**TEXT PASSAGE**
+ + + +

Fun and Games

 

The Battle of the Fulda Gap was probably the most heavily war gamed scenario of any battle in any war.  How to fight and win a tank battle in a maneuver box roughly eighty miles wide by two hundred miles long?  You are out numbered by a factor of 5.5 to 1.  The opponent has capable equipment, sound judgment and enormous mass; you have better equipment and more skilled soldiers plus the traditional advantages of the defender, shorter lines of supply, knowledge of terrain and ability to shape the battlefield. Success depends on whether the Dutch, German, British and American forces, sharing very little common equipment or language can prevent the Soviets from shattering NATO in the main battle area and then breaking out into Germany west of Frankfurt.  At the western end of the box was the Rhine River and France, at the opposite end was the east - west German border, the region just northeast of Fulda. The geographically correct name for the corridor entry point would have been the Eisenach - Bad Hersfeld Gap.   Bad Kissingen and Daley barracks usually is included in the southeastern corner of the map box. At stake is the future of Europe, this was the largest battle ever visualized that never happened.

 

How to train for this possibility?  How to even begin to visualize the size and scope of the battle, to test your plans,  tactics, equipment  against the weather and terrain with any sort of  validity?  Questions that have haunted the minds of leaders and commanders from 1951 to 1991.  Beyond command discussions and CPXs, a new approach based on an old idea began to address this issue in the 1970s.  It was a child's pursuit tailored to a high stakes question.  It was the stuff of generals and armchair generals.

+ + + +

**JOB 1**
Copy out the Fulda Gap passage word for word, everything from "How to train" down to "and armchair generals.".
The Fulda Gap passage and the listing come from unrelated sources.

(Entries from a layout dataset)
+ + + +

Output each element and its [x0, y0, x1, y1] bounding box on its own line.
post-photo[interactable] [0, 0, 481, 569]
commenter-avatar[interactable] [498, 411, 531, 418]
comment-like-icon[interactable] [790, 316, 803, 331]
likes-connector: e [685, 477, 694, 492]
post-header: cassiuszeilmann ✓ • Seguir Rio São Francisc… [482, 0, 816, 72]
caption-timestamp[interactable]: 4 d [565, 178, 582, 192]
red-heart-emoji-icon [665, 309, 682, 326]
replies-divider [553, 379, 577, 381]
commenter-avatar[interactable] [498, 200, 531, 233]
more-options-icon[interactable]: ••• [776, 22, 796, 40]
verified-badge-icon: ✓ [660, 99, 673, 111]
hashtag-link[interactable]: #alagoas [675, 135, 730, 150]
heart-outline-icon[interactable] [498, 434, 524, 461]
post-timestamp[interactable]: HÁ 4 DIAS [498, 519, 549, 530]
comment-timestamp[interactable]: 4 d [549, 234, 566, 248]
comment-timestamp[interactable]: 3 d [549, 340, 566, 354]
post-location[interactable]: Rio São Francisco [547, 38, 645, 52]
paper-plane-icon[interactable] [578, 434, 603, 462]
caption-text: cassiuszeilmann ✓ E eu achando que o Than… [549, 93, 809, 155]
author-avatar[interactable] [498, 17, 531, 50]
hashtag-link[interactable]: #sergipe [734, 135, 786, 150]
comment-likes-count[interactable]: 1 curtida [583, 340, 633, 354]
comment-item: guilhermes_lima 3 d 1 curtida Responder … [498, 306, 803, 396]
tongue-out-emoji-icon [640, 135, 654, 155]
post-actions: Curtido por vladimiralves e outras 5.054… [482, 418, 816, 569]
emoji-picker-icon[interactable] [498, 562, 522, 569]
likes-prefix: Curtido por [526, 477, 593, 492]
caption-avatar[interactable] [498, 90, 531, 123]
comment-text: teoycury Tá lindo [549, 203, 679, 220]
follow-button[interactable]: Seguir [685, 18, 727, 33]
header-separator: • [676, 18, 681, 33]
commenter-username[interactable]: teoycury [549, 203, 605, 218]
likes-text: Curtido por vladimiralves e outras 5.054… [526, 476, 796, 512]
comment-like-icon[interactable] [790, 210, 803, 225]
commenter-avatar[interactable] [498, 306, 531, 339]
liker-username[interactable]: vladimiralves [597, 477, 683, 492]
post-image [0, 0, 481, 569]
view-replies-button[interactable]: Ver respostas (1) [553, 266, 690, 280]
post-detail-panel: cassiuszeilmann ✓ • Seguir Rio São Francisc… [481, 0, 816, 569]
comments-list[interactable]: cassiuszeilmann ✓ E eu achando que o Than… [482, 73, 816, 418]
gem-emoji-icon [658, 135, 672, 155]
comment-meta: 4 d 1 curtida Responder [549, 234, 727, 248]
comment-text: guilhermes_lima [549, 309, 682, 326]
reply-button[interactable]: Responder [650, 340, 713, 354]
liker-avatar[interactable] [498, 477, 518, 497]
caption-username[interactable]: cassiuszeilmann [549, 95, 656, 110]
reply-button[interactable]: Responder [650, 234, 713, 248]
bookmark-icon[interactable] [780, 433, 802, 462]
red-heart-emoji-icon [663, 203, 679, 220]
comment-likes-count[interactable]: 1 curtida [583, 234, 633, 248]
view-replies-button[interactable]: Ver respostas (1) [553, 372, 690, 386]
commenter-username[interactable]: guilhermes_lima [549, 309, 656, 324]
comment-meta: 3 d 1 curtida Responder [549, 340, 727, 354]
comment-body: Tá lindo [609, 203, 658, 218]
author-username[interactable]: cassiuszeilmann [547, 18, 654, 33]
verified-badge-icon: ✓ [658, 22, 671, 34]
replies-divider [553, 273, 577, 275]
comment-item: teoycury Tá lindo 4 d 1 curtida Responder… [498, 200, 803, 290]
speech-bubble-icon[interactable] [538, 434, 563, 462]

+ + + +

**JOB 2**
Reproduce the listing from its start down to the line containing "heart-outline-icon[interactable] [498, 434, 524, 461]", inclusive, swapping "commenter-avatar" for "user-avatar" and changing nothing else. Return only those lines.

**OUTPUT 1**
How to train for this possibility?  How to even begin to visualize the size and scope of the battle, to test your plans,  tactics, equipment  against the weather and terrain with any sort of  validity?  Questions that have haunted the minds of leaders and commanders from 1951 to 1991.  Beyond command discussions and CPXs, a new approach based on an old idea began to address this issue in the 1970s.  It was a child's pursuit tailored to a high stakes question.  It was the stuff of generals and armchair generals.

**OUTPUT 2**
Output each element and its [x0, y0, x1, y1] bounding box on its own line.
post-photo[interactable] [0, 0, 481, 569]
user-avatar[interactable] [498, 411, 531, 418]
comment-like-icon[interactable] [790, 316, 803, 331]
likes-connector: e [685, 477, 694, 492]
post-header: cassiuszeilmann ✓ • Seguir Rio São Francisc… [482, 0, 816, 72]
caption-timestamp[interactable]: 4 d [565, 178, 582, 192]
red-heart-emoji-icon [665, 309, 682, 326]
replies-divider [553, 379, 577, 381]
user-avatar[interactable] [498, 200, 531, 233]
more-options-icon[interactable]: ••• [776, 22, 796, 40]
verified-badge-icon: ✓ [660, 99, 673, 111]
hashtag-link[interactable]: #alagoas [675, 135, 730, 150]
heart-outline-icon[interactable] [498, 434, 524, 461]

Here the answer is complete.